**Exercise task**
Copy each line holding the string "marker".

[Extracted records]
++++
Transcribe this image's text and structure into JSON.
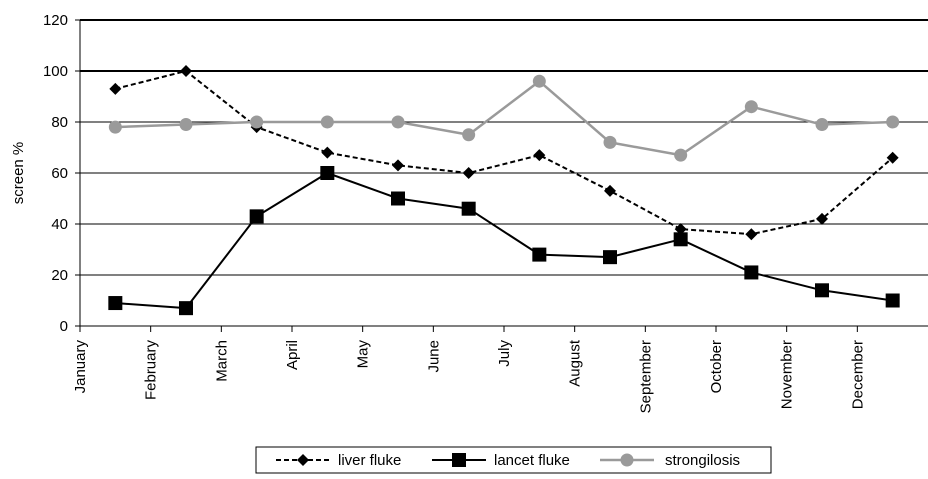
{
  "chart_data": {
    "type": "line",
    "title": "",
    "xlabel": "",
    "ylabel": "screen %",
    "ylim": [
      0,
      120
    ],
    "yticks": [
      0,
      20,
      40,
      60,
      80,
      100,
      120
    ],
    "categories": [
      "January",
      "February",
      "March",
      "April",
      "May",
      "June",
      "July",
      "August",
      "September",
      "October",
      "November",
      "December"
    ],
    "grid": "horizontal",
    "legend_position": "bottom",
    "series": [
      {
        "name": "liver fluke",
        "style": "dashed",
        "marker": "diamond",
        "color": "#000000",
        "values": [
          93,
          100,
          78,
          68,
          63,
          60,
          67,
          53,
          38,
          36,
          42,
          66
        ]
      },
      {
        "name": "lancet fluke",
        "style": "solid",
        "marker": "square",
        "color": "#000000",
        "values": [
          9,
          7,
          43,
          60,
          50,
          46,
          28,
          27,
          34,
          21,
          14,
          10
        ]
      },
      {
        "name": "strongilosis",
        "style": "solid",
        "marker": "circle",
        "color": "#9a9a9a",
        "values": [
          78,
          79,
          80,
          80,
          80,
          75,
          96,
          72,
          67,
          86,
          79,
          80
        ]
      }
    ]
  }
}
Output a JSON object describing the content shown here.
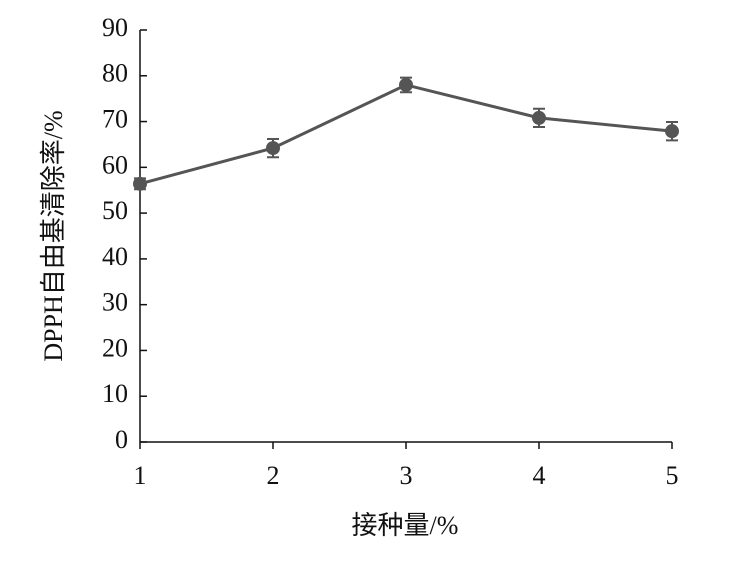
{
  "chart_data": {
    "type": "line",
    "x_label": "接种量/%",
    "y_label": "DPPH自由基清除率/%",
    "x": [
      1,
      2,
      3,
      4,
      5
    ],
    "series": [
      {
        "color": "#555555",
        "values": [
          56.4,
          64.2,
          78.0,
          70.8,
          67.9
        ],
        "errors": [
          1.2,
          2.0,
          1.6,
          2.0,
          2.0
        ]
      }
    ],
    "xlim": [
      1,
      5
    ],
    "xticks": [
      1,
      2,
      3,
      4,
      5
    ],
    "ylim": [
      0,
      90
    ],
    "yticks": [
      0,
      10,
      20,
      30,
      40,
      50,
      60,
      70,
      80,
      90
    ],
    "grid": false
  }
}
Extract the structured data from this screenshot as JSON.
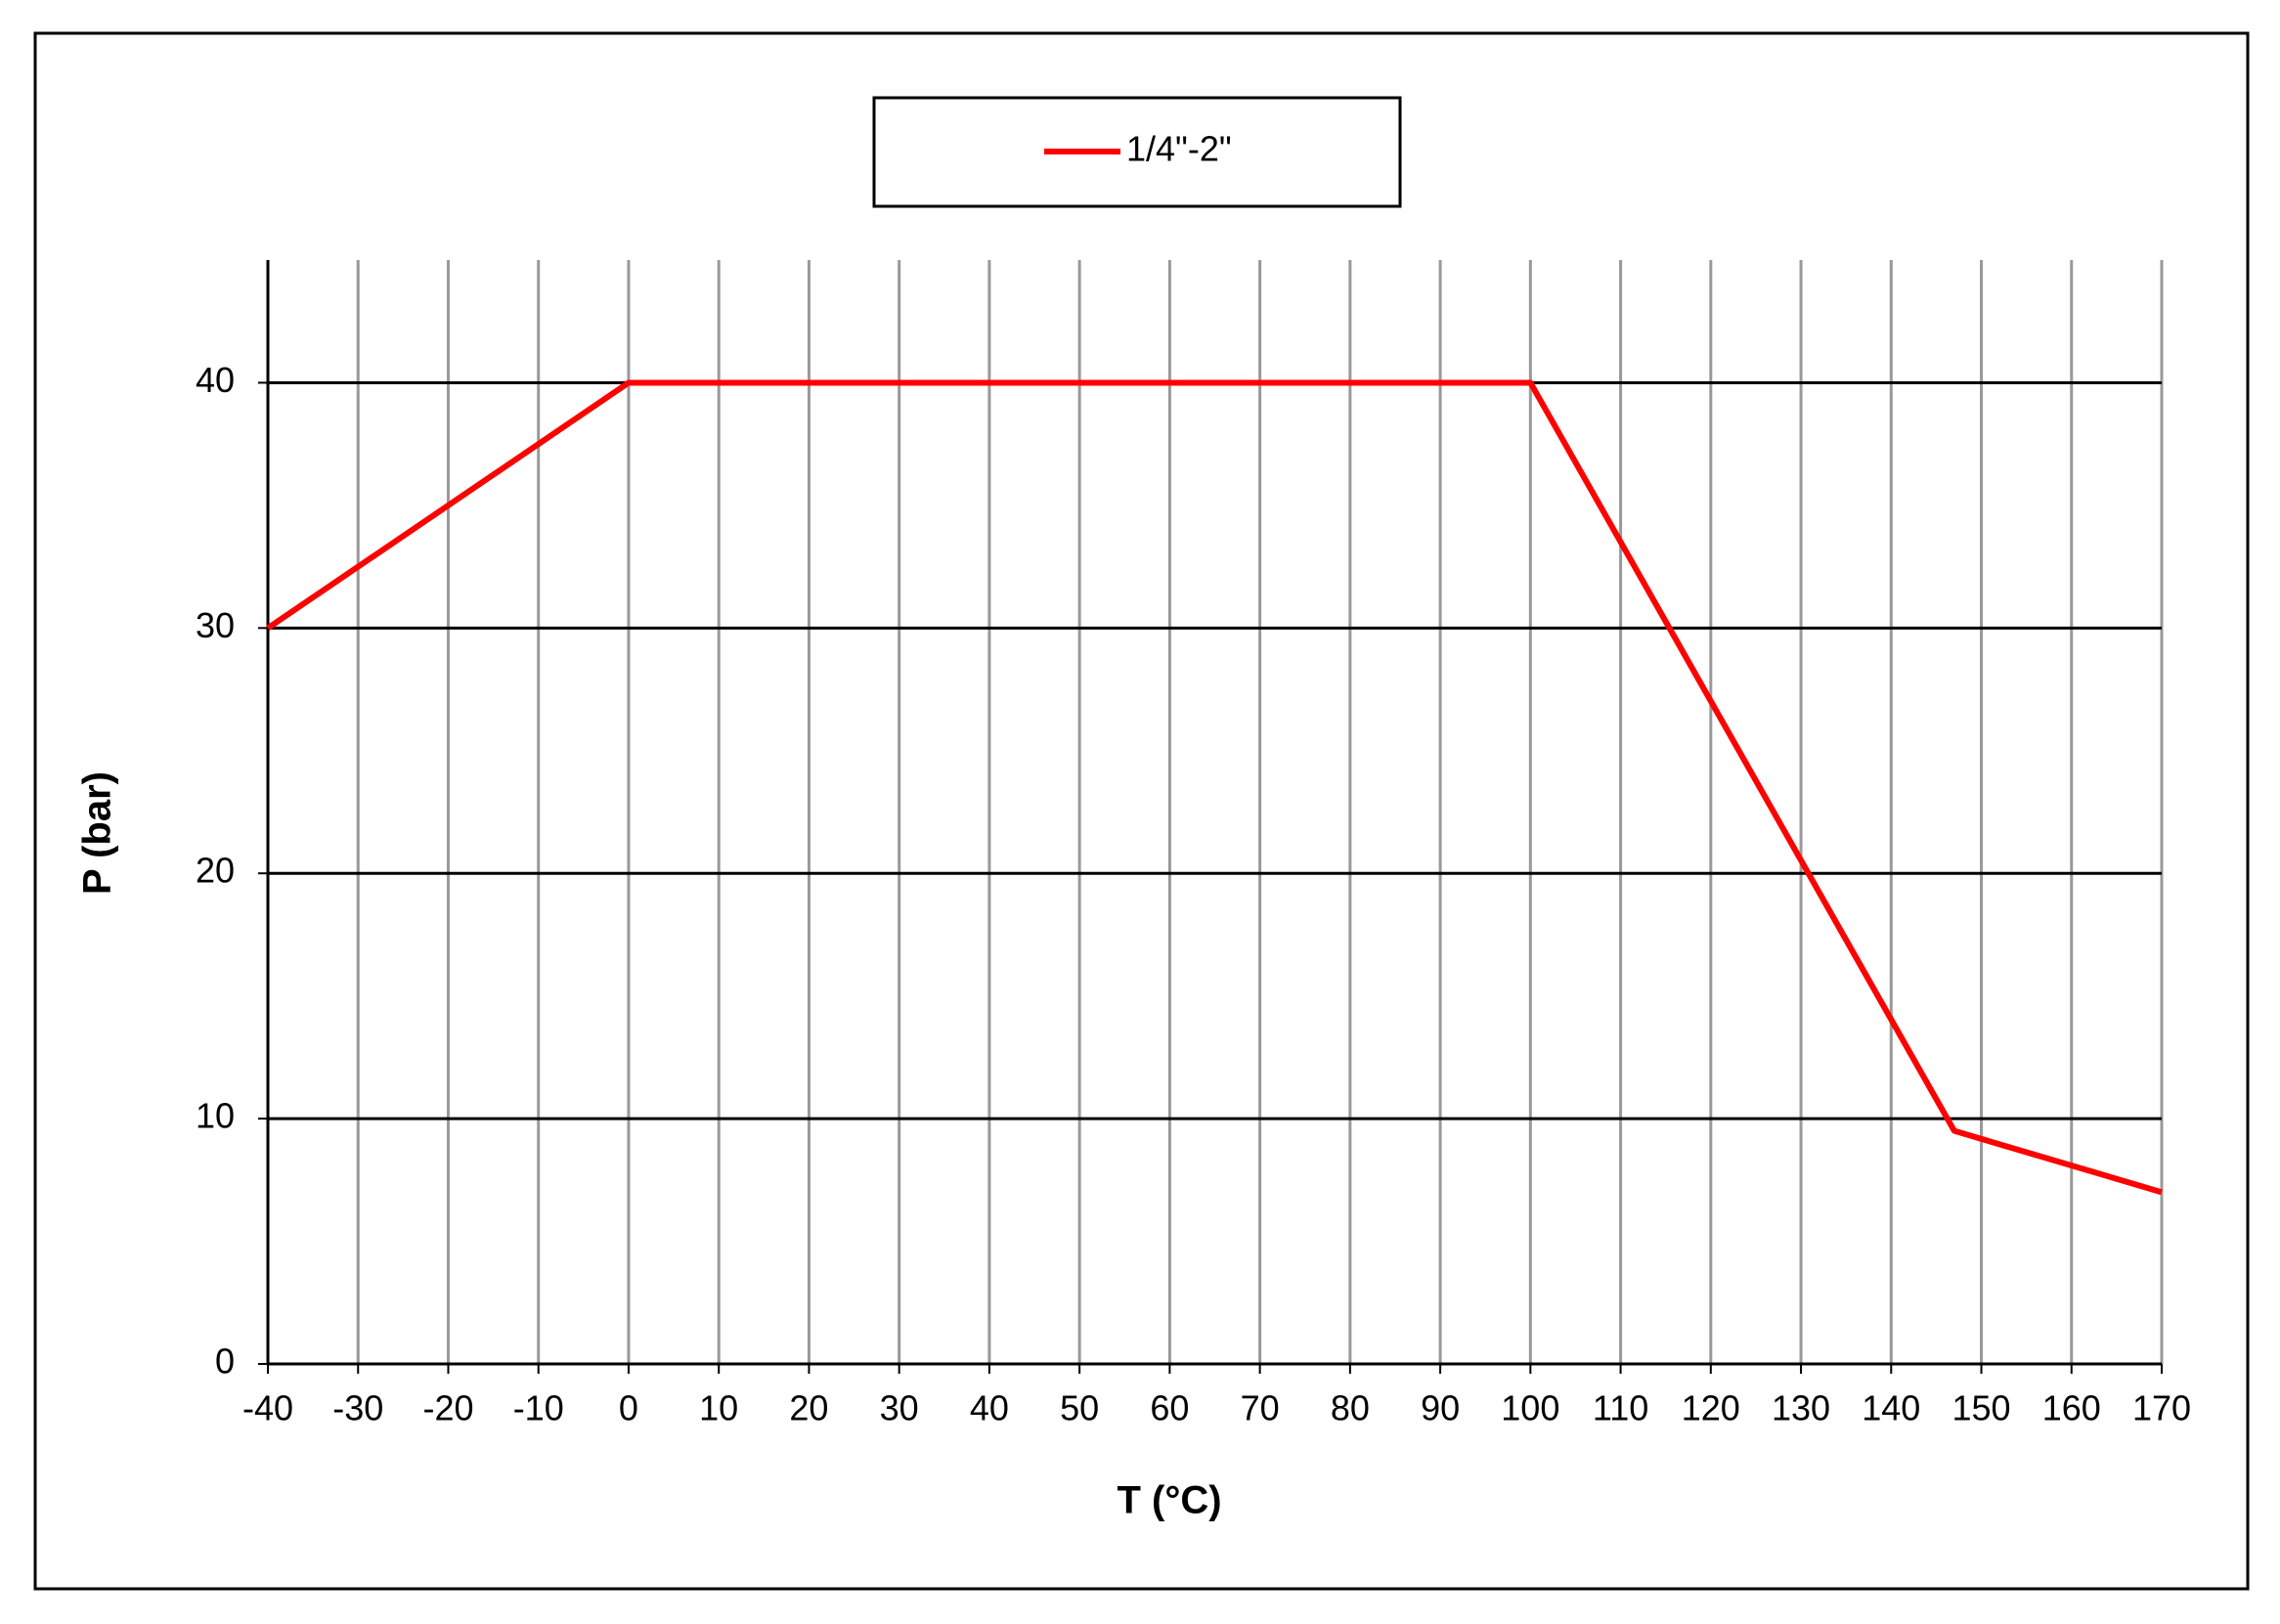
{
  "chart_data": {
    "type": "line",
    "x_label": "T (°C)",
    "y_label": "P (bar)",
    "x": [
      -40,
      0,
      100,
      147,
      170
    ],
    "series": [
      {
        "name": "1/4\"-2\"",
        "color": "#ff0000",
        "values": [
          30,
          40,
          40,
          9.5,
          7
        ]
      }
    ],
    "xlim": [
      -40,
      170
    ],
    "xticks": [
      -40,
      -30,
      -20,
      -10,
      0,
      10,
      20,
      30,
      40,
      50,
      60,
      70,
      80,
      90,
      100,
      110,
      120,
      130,
      140,
      150,
      160,
      170
    ],
    "ylim": [
      0,
      45
    ],
    "yticks": [
      0,
      10,
      20,
      30,
      40
    ],
    "grid": true,
    "legend": "top"
  }
}
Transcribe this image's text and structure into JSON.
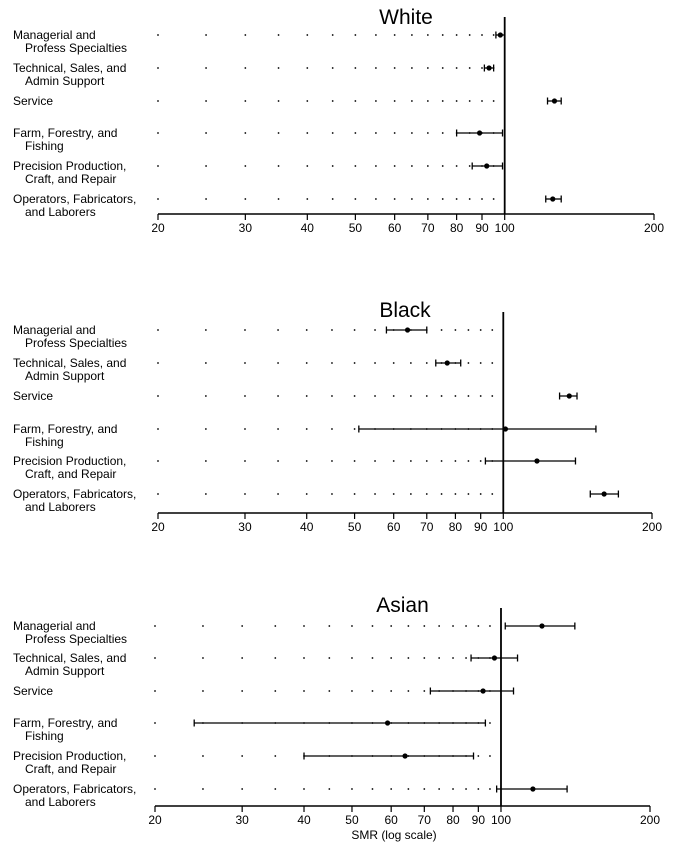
{
  "chart_data": [
    {
      "type": "errorbar",
      "title": "White",
      "xscale": "log",
      "xlim": [
        20,
        200
      ],
      "reference_line": 100,
      "xticks": [
        20,
        30,
        40,
        50,
        60,
        70,
        80,
        90,
        100,
        200
      ],
      "categories": [
        [
          "Managerial and",
          "Profess Specialties"
        ],
        [
          "Technical, Sales, and",
          "Admin Support"
        ],
        [
          "Service"
        ],
        [
          "Farm, Forestry, and",
          "Fishing"
        ],
        [
          "Precision Production,",
          "Craft, and Repair"
        ],
        [
          "Operators, Fabricators,",
          "and Laborers"
        ]
      ],
      "values": [
        98,
        93,
        126,
        89,
        92,
        125
      ],
      "lower": [
        96,
        91,
        122,
        80,
        86,
        121
      ],
      "upper": [
        100,
        95,
        130,
        99,
        99,
        130
      ]
    },
    {
      "type": "errorbar",
      "title": "Black",
      "xscale": "log",
      "xlim": [
        20,
        200
      ],
      "reference_line": 100,
      "xticks": [
        20,
        30,
        40,
        50,
        60,
        70,
        80,
        90,
        100,
        200
      ],
      "categories": [
        [
          "Managerial and",
          "Profess Specialties"
        ],
        [
          "Technical, Sales, and",
          "Admin Support"
        ],
        [
          "Service"
        ],
        [
          "Farm, Forestry, and",
          "Fishing"
        ],
        [
          "Precision Production,",
          "Craft, and Repair"
        ],
        [
          "Operators, Fabricators,",
          "and Laborers"
        ]
      ],
      "values": [
        64,
        77,
        136,
        101,
        117,
        160
      ],
      "lower": [
        58,
        73,
        130,
        51,
        92,
        150
      ],
      "upper": [
        70,
        82,
        141,
        154,
        140,
        171
      ]
    },
    {
      "type": "errorbar",
      "title": "Asian",
      "xscale": "log",
      "xlim": [
        20,
        200
      ],
      "reference_line": 100,
      "xticks": [
        20,
        30,
        40,
        50,
        60,
        70,
        80,
        90,
        100,
        200
      ],
      "xlabel": "SMR (log scale)",
      "categories": [
        [
          "Managerial and",
          "Profess Specialties"
        ],
        [
          "Technical, Sales, and",
          "Admin Support"
        ],
        [
          "Service"
        ],
        [
          "Farm, Forestry, and",
          "Fishing"
        ],
        [
          "Precision Production,",
          "Craft, and Repair"
        ],
        [
          "Operators, Fabricators,",
          "and Laborers"
        ]
      ],
      "values": [
        121,
        97,
        92,
        59,
        64,
        116
      ],
      "lower": [
        102,
        87,
        72,
        24,
        40,
        98
      ],
      "upper": [
        141,
        108,
        106,
        93,
        88,
        136
      ]
    }
  ]
}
++++
**Solved problem**
        "marker": "diamond",
        "marker": "square",
        "marker": "circle",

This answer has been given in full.